>>>>

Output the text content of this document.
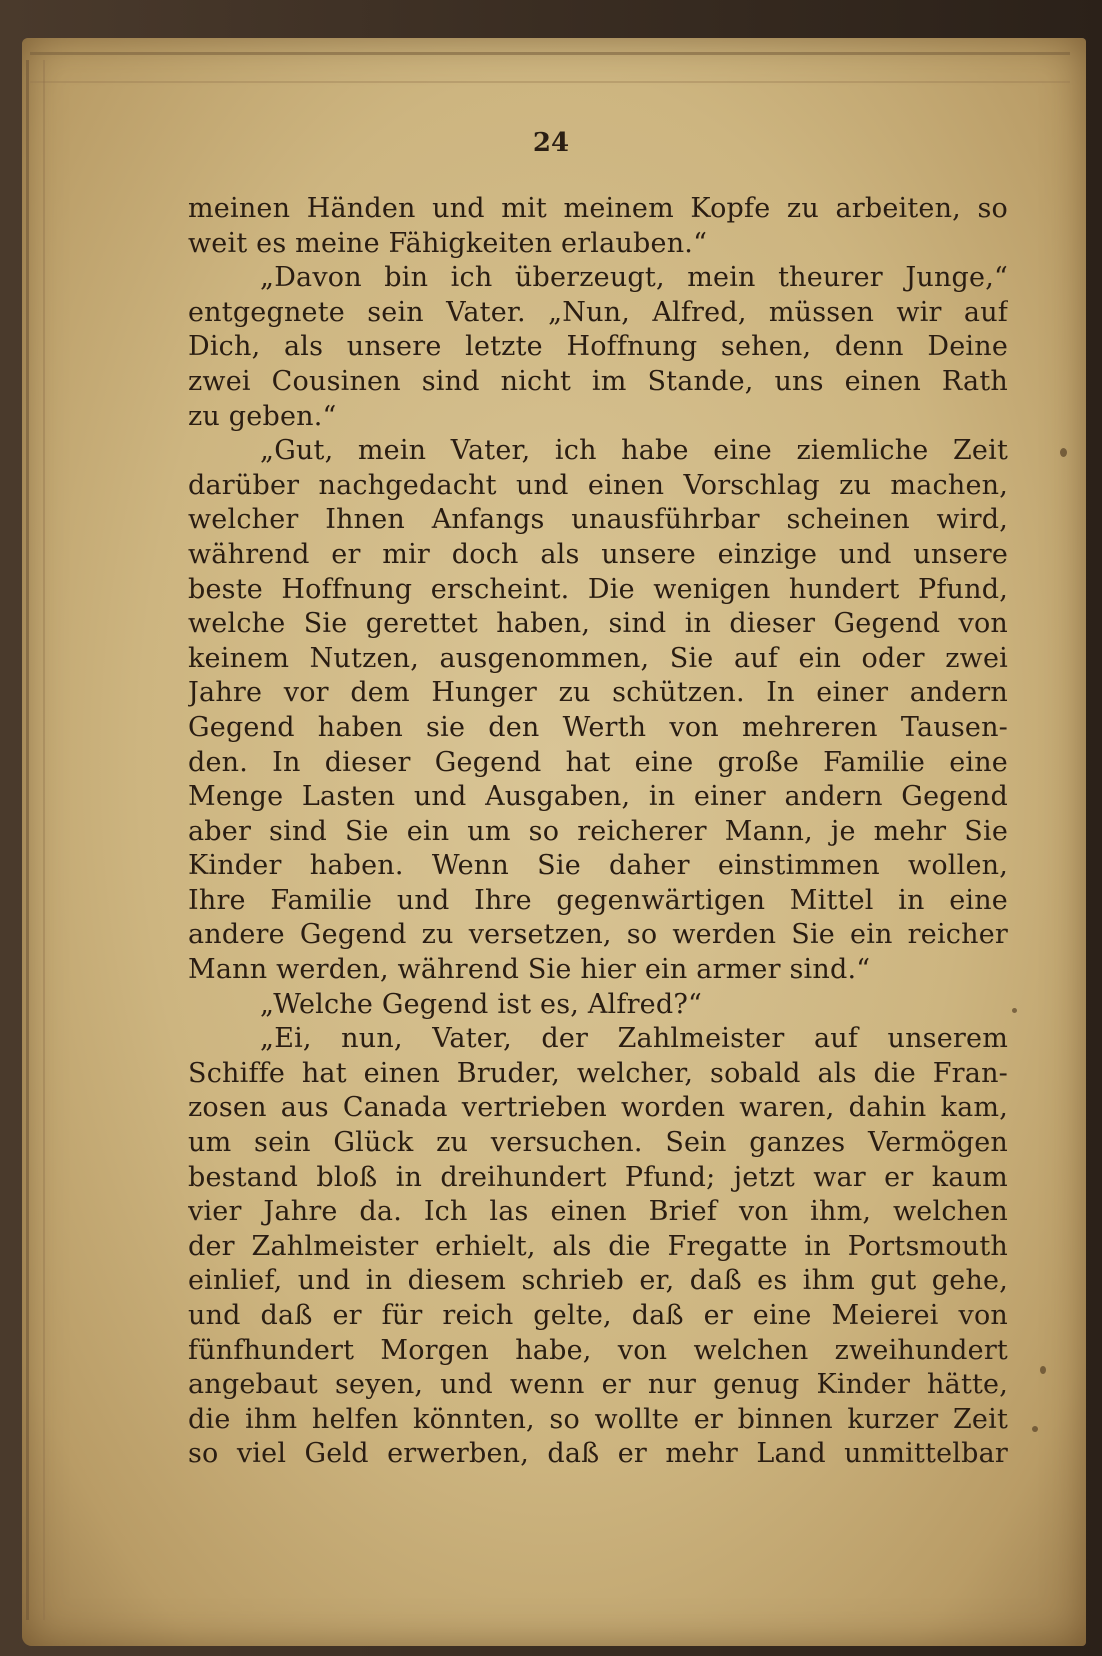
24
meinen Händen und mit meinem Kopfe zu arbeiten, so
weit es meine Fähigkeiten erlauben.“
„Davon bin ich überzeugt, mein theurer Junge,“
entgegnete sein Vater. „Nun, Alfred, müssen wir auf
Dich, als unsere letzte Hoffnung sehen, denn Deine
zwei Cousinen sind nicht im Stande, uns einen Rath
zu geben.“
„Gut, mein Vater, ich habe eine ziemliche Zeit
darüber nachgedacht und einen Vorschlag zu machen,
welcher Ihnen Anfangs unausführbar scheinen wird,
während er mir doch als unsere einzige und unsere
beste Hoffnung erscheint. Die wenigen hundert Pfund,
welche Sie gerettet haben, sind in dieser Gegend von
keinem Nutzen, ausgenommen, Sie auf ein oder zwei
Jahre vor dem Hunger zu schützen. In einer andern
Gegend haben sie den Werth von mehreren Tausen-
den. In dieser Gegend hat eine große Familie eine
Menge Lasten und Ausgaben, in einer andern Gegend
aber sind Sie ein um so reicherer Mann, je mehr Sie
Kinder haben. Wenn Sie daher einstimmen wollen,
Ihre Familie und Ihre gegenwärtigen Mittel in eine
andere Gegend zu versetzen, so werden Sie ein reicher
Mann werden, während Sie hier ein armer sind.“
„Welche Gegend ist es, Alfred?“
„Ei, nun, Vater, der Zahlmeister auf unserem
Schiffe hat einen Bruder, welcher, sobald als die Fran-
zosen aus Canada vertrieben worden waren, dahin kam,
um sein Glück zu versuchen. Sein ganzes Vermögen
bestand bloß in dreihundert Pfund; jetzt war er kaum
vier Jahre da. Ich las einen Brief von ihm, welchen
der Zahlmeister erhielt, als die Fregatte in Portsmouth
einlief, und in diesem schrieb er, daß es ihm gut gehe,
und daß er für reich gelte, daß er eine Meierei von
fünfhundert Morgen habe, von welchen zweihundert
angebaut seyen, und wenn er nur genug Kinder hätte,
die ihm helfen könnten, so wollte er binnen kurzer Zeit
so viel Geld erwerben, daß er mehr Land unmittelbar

<<<<
>>>>

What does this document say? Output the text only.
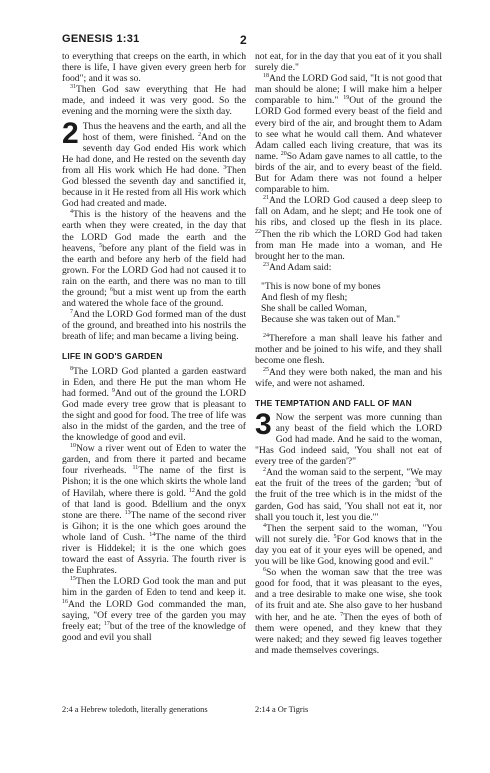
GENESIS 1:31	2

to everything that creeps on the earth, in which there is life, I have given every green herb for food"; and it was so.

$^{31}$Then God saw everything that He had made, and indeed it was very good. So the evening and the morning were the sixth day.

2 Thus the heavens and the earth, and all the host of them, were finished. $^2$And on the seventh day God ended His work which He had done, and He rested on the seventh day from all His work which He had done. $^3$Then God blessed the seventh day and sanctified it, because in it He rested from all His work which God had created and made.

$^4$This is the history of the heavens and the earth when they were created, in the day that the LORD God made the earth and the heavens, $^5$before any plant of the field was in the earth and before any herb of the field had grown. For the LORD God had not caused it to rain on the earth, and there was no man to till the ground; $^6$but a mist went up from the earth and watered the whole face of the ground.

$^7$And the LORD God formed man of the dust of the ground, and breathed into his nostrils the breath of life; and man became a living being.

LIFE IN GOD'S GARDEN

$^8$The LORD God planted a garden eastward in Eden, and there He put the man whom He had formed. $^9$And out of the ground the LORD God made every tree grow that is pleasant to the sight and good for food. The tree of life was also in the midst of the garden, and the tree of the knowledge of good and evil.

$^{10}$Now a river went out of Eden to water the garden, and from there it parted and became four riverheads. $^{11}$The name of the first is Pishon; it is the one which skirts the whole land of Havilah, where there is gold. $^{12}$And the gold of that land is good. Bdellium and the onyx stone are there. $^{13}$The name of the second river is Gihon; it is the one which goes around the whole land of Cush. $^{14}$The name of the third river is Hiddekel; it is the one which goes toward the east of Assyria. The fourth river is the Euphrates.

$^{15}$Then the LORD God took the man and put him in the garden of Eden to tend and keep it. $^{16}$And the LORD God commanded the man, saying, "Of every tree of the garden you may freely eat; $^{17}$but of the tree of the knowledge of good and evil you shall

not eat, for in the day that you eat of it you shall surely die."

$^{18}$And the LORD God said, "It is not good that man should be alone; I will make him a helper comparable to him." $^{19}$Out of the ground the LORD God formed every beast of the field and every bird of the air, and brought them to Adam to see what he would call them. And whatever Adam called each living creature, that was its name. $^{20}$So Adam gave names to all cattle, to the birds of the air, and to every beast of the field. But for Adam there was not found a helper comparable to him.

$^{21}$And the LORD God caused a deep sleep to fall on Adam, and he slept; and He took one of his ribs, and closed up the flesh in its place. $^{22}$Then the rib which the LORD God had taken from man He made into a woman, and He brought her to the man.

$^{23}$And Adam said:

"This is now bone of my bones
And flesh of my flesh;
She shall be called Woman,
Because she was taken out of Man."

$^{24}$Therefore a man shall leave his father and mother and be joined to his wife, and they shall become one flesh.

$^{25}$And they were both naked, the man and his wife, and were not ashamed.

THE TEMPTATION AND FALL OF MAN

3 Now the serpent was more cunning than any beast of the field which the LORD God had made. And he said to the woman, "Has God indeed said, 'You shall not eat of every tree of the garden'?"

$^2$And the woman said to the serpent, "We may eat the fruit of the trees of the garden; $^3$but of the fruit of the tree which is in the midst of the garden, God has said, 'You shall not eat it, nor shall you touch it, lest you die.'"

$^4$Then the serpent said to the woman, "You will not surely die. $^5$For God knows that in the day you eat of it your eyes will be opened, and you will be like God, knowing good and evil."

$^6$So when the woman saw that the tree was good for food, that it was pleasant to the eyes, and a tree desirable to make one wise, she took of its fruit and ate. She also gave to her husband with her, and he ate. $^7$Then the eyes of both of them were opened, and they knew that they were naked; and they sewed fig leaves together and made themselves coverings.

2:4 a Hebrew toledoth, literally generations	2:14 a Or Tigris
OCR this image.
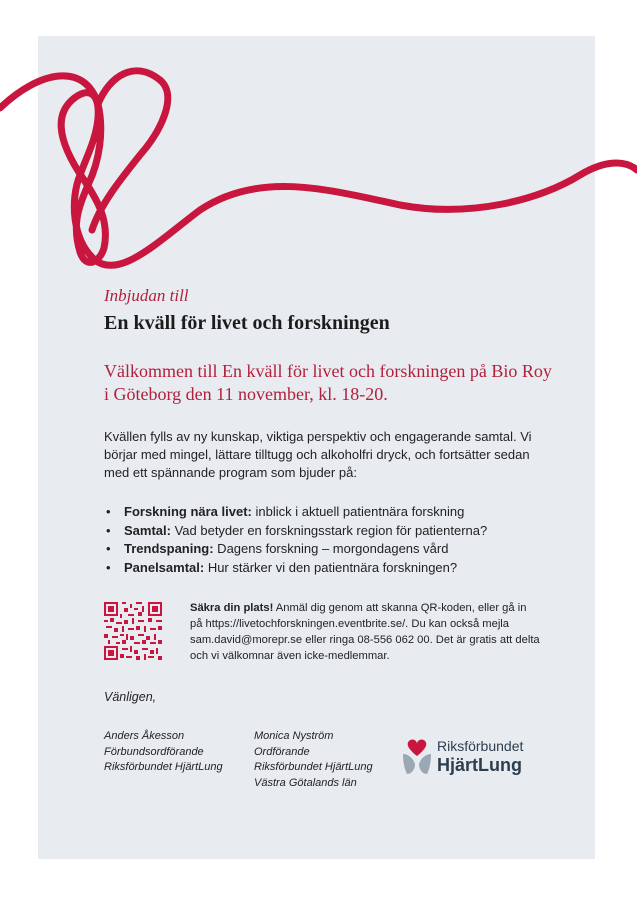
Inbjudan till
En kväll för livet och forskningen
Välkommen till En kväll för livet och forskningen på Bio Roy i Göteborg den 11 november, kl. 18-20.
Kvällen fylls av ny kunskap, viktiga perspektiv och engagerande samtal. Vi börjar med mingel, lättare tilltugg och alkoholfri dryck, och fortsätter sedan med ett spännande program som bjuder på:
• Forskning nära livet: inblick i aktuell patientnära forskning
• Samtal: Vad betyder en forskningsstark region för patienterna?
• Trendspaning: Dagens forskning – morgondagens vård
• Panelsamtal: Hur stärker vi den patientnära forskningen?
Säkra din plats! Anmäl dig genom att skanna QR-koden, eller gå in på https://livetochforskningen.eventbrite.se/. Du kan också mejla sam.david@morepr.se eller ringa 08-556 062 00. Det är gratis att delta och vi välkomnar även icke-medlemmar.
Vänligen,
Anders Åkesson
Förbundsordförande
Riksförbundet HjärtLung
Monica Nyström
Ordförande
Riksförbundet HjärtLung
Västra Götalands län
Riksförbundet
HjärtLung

<<<<

Your task is to report how many lines of the material include the string "shall". Give the number and no other words.

6